STATED PROBLEM:
Write out all of the records precisely. Skip anything that is a picture.
# # # # # # #
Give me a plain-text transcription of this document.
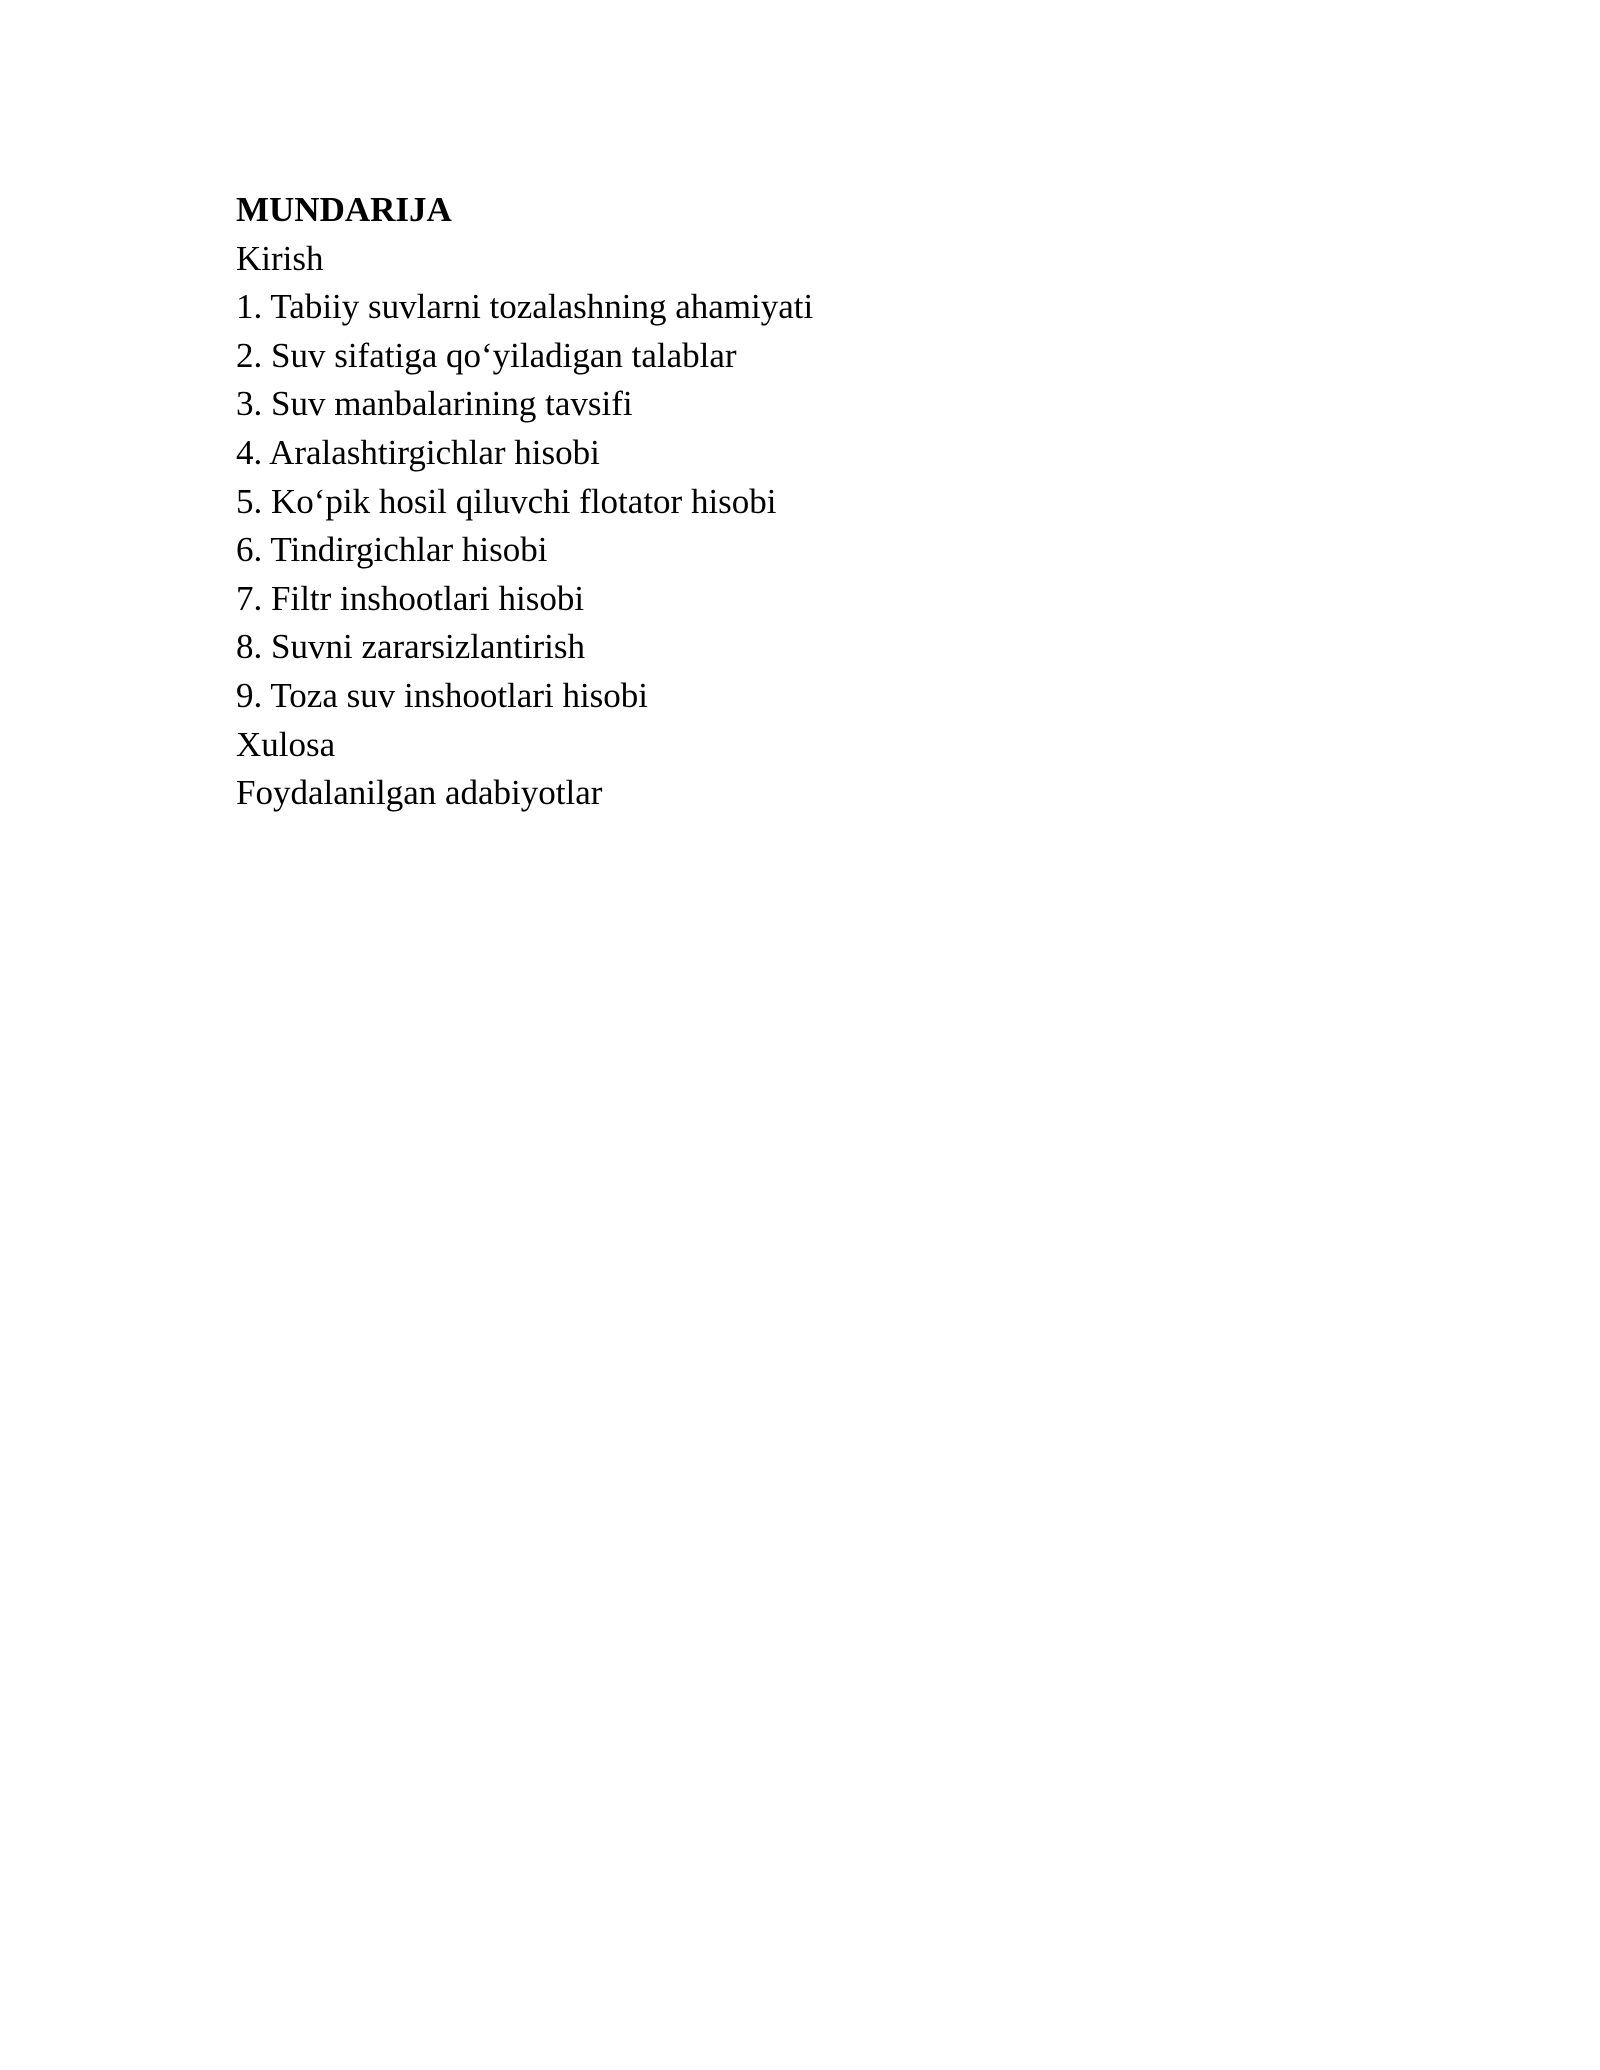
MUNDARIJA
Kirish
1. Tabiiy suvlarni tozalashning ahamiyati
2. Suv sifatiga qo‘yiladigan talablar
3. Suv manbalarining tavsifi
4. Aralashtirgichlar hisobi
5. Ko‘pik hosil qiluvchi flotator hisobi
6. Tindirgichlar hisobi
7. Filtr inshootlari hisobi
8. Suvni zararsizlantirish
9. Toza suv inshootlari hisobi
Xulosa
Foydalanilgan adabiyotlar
# # # # # # #
OUTPUT FOR THIS TASK:
Give me a plain-text transcription of this document.
MUNDARIJA
Kirish
1. Tabiiy suvlarni tozalashning ahamiyati
2. Suv sifatiga qo‘yiladigan talablar
3. Suv manbalarining tavsifi
4. Aralashtirgichlar hisobi
5. Ko‘pik hosil qiluvchi flotator hisobi
6. Tindirgichlar hisobi
7. Filtr inshootlari hisobi
8. Suvni zararsizlantirish
9. Toza suv inshootlari hisobi
Xulosa
Foydalanilgan adabiyotlar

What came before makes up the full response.